Begin INFORMATION SUPPLIED

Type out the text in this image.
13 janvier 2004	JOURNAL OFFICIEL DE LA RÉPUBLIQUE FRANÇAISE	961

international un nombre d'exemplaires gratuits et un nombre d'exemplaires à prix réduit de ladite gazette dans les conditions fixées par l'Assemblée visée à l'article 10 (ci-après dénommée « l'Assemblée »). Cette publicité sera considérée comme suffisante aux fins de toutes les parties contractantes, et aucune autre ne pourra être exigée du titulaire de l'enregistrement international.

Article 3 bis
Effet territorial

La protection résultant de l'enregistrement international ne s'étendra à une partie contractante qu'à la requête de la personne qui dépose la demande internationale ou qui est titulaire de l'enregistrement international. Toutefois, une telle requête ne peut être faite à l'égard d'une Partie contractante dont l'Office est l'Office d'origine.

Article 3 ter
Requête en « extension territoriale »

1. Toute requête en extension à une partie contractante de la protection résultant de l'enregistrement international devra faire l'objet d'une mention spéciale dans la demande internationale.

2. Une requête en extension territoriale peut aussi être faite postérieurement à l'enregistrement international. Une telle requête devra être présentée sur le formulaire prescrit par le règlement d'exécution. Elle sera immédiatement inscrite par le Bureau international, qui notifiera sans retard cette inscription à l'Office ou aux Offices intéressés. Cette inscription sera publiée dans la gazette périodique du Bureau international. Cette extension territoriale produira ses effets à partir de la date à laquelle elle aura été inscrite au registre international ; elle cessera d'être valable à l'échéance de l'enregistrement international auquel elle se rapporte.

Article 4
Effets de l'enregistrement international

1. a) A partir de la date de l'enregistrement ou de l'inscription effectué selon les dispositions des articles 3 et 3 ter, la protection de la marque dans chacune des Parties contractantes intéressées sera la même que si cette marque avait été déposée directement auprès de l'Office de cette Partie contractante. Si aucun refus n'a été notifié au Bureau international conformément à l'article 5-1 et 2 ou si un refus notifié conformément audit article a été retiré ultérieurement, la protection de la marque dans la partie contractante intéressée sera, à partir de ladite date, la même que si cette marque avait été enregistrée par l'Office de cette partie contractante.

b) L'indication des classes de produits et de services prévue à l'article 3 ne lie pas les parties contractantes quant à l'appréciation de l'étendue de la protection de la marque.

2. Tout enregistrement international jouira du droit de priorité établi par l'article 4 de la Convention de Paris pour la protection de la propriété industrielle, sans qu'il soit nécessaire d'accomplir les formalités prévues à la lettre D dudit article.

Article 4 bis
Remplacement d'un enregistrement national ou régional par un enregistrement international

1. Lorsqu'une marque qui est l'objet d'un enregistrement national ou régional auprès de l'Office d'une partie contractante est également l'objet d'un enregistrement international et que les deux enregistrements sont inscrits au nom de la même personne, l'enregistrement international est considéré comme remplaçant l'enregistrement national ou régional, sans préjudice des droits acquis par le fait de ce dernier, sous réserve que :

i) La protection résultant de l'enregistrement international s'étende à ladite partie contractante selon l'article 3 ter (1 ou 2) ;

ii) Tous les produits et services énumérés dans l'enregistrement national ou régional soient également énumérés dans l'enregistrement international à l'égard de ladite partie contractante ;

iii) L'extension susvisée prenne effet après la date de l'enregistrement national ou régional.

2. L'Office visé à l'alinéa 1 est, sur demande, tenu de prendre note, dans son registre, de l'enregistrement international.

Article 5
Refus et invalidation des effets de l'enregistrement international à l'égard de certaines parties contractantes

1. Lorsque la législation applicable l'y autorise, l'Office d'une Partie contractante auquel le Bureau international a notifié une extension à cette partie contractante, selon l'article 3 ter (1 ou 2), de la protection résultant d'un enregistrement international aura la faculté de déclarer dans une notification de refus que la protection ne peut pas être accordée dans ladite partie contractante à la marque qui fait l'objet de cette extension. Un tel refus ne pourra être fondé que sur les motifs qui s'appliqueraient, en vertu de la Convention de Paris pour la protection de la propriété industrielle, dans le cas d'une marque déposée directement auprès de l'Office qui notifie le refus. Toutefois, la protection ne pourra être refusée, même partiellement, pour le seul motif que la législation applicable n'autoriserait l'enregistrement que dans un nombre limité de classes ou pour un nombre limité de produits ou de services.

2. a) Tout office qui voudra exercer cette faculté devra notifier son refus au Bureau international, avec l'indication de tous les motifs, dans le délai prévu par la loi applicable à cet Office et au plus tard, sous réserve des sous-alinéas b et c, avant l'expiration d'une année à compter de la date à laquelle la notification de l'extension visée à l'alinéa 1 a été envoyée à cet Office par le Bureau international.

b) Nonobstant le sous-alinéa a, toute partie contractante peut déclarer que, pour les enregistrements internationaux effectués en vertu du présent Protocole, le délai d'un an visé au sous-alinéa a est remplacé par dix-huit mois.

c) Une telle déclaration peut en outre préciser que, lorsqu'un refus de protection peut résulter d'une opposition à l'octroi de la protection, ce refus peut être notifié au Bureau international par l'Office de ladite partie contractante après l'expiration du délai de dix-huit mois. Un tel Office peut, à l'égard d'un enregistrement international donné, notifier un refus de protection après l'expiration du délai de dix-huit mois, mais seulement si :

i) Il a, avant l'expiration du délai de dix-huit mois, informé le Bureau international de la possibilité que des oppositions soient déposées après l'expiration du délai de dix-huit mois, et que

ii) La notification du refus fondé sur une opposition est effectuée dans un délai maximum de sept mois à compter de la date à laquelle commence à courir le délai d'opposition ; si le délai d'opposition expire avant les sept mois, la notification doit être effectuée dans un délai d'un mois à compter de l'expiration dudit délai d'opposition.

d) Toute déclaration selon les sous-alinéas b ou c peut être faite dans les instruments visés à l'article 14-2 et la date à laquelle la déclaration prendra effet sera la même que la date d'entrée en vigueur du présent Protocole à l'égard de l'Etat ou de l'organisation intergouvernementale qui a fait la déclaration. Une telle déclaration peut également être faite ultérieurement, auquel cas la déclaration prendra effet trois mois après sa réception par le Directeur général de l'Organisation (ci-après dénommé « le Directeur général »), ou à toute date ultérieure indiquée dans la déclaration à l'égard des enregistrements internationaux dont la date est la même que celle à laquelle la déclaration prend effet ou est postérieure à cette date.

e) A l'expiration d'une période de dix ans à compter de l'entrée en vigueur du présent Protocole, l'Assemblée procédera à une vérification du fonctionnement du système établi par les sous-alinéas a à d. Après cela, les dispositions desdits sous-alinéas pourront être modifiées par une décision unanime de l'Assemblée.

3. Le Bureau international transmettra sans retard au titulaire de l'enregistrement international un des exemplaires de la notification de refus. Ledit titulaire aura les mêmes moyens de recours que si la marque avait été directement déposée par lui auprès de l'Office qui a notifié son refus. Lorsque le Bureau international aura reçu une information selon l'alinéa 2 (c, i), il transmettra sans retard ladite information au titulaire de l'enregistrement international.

End INFORMATION SUPPLIED

> _WHAT THIS TASK INVOLVES_
Every entry in the listing must be retyped exactly.

> _EXERCISE RESPONSE_
Type out the text in this image.
13 janvier 2004	JOURNAL OFFICIEL DE LA RÉPUBLIQUE FRANÇAISE	961

international un nombre d'exemplaires gratuits et un nombre d'exemplaires à prix réduit de ladite gazette dans les conditions fixées par l'Assemblée visée à l'article 10 (ci-après dénommée « l'Assemblée »). Cette publicité sera considérée comme suffisante aux fins de toutes les parties contractantes, et aucune autre ne pourra être exigée du titulaire de l'enregistrement international.

Article 3 bis
Effet territorial

La protection résultant de l'enregistrement international ne s'étendra à une partie contractante qu'à la requête de la personne qui dépose la demande internationale ou qui est titulaire de l'enregistrement international. Toutefois, une telle requête ne peut être faite à l'égard d'une Partie contractante dont l'Office est l'Office d'origine.

Article 3 ter
Requête en « extension territoriale »

1. Toute requête en extension à une partie contractante de la protection résultant de l'enregistrement international devra faire l'objet d'une mention spéciale dans la demande internationale.

2. Une requête en extension territoriale peut aussi être faite postérieurement à l'enregistrement international. Une telle requête devra être présentée sur le formulaire prescrit par le règlement d'exécution. Elle sera immédiatement inscrite par le Bureau international, qui notifiera sans retard cette inscription à l'Office ou aux Offices intéressés. Cette inscription sera publiée dans la gazette périodique du Bureau international. Cette extension territoriale produira ses effets à partir de la date à laquelle elle aura été inscrite au registre international ; elle cessera d'être valable à l'échéance de l'enregistrement international auquel elle se rapporte.

Article 4
Effets de l'enregistrement international

1. a) A partir de la date de l'enregistrement ou de l'inscription effectué selon les dispositions des articles 3 et 3 ter, la protection de la marque dans chacune des Parties contractantes intéressées sera la même que si cette marque avait été déposée directement auprès de l'Office de cette Partie contractante. Si aucun refus n'a été notifié au Bureau international conformément à l'article 5-1 et 2 ou si un refus notifié conformément audit article a été retiré ultérieurement, la protection de la marque dans la partie contractante intéressée sera, à partir de ladite date, la même que si cette marque avait été enregistrée par l'Office de cette partie contractante.

b) L'indication des classes de produits et de services prévue à l'article 3 ne lie pas les parties contractantes quant à l'appréciation de l'étendue de la protection de la marque.

2. Tout enregistrement international jouira du droit de priorité établi par l'article 4 de la Convention de Paris pour la protection de la propriété industrielle, sans qu'il soit nécessaire d'accomplir les formalités prévues à la lettre D dudit article.

Article 4 bis
Remplacement d'un enregistrement national ou régional par un enregistrement international

1. Lorsqu'une marque qui est l'objet d'un enregistrement national ou régional auprès de l'Office d'une partie contractante est également l'objet d'un enregistrement international et que les deux enregistrements sont inscrits au nom de la même personne, l'enregistrement international est considéré comme remplaçant l'enregistrement national ou régional, sans préjudice des droits acquis par le fait de ce dernier, sous réserve que :

i) La protection résultant de l'enregistrement international s'étende à ladite partie contractante selon l'article 3 ter (1 ou 2) ;

ii) Tous les produits et services énumérés dans l'enregistrement national ou régional soient également énumérés dans l'enregistrement international à l'égard de ladite partie contractante ;

iii) L'extension susvisée prenne effet après la date de l'enregistrement national ou régional.

2. L'Office visé à l'alinéa 1 est, sur demande, tenu de prendre note, dans son registre, de l'enregistrement international.

Article 5
Refus et invalidation des effets de l'enregistrement international à l'égard de certaines parties contractantes

1. Lorsque la législation applicable l'y autorise, l'Office d'une Partie contractante auquel le Bureau international a notifié une extension à cette partie contractante, selon l'article 3 ter (1 ou 2), de la protection résultant d'un enregistrement international aura la faculté de déclarer dans une notification de refus que la protection ne peut pas être accordée dans ladite partie contractante à la marque qui fait l'objet de cette extension. Un tel refus ne pourra être fondé que sur les motifs qui s'appliqueraient, en vertu de la Convention de Paris pour la protection de la propriété industrielle, dans le cas d'une marque déposée directement auprès de l'Office qui notifie le refus. Toutefois, la protection ne pourra être refusée, même partiellement, pour le seul motif que la législation applicable n'autoriserait l'enregistrement que dans un nombre limité de classes ou pour un nombre limité de produits ou de services.

2. a) Tout office qui voudra exercer cette faculté devra notifier son refus au Bureau international, avec l'indication de tous les motifs, dans le délai prévu par la loi applicable à cet Office et au plus tard, sous réserve des sous-alinéas b et c, avant l'expiration d'une année à compter de la date à laquelle la notification de l'extension visée à l'alinéa 1 a été envoyée à cet Office par le Bureau international.

b) Nonobstant le sous-alinéa a, toute partie contractante peut déclarer que, pour les enregistrements internationaux effectués en vertu du présent Protocole, le délai d'un an visé au sous-alinéa a est remplacé par dix-huit mois.

c) Une telle déclaration peut en outre préciser que, lorsqu'un refus de protection peut résulter d'une opposition à l'octroi de la protection, ce refus peut être notifié au Bureau international par l'Office de ladite partie contractante après l'expiration du délai de dix-huit mois. Un tel Office peut, à l'égard d'un enregistrement international donné, notifier un refus de protection après l'expiration du délai de dix-huit mois, mais seulement si :

i) Il a, avant l'expiration du délai de dix-huit mois, informé le Bureau international de la possibilité que des oppositions soient déposées après l'expiration du délai de dix-huit mois, et que

ii) La notification du refus fondé sur une opposition est effectuée dans un délai maximum de sept mois à compter de la date à laquelle commence à courir le délai d'opposition ; si le délai d'opposition expire avant les sept mois, la notification doit être effectuée dans un délai d'un mois à compter de l'expiration dudit délai d'opposition.

d) Toute déclaration selon les sous-alinéas b ou c peut être faite dans les instruments visés à l'article 14-2 et la date à laquelle la déclaration prendra effet sera la même que la date d'entrée en vigueur du présent Protocole à l'égard de l'Etat ou de l'organisation intergouvernementale qui a fait la déclaration. Une telle déclaration peut également être faite ultérieurement, auquel cas la déclaration prendra effet trois mois après sa réception par le Directeur général de l'Organisation (ci-après dénommé « le Directeur général »), ou à toute date ultérieure indiquée dans la déclaration à l'égard des enregistrements internationaux dont la date est la même que celle à laquelle la déclaration prend effet ou est postérieure à cette date.

e) A l'expiration d'une période de dix ans à compter de l'entrée en vigueur du présent Protocole, l'Assemblée procédera à une vérification du fonctionnement du système établi par les sous-alinéas a à d. Après cela, les dispositions desdits sous-alinéas pourront être modifiées par une décision unanime de l'Assemblée.

3. Le Bureau international transmettra sans retard au titulaire de l'enregistrement international un des exemplaires de la notification de refus. Ledit titulaire aura les mêmes moyens de recours que si la marque avait été directement déposée par lui auprès de l'Office qui a notifié son refus. Lorsque le Bureau international aura reçu une information selon l'alinéa 2 (c, i), il transmettra sans retard ladite information au titulaire de l'enregistrement international.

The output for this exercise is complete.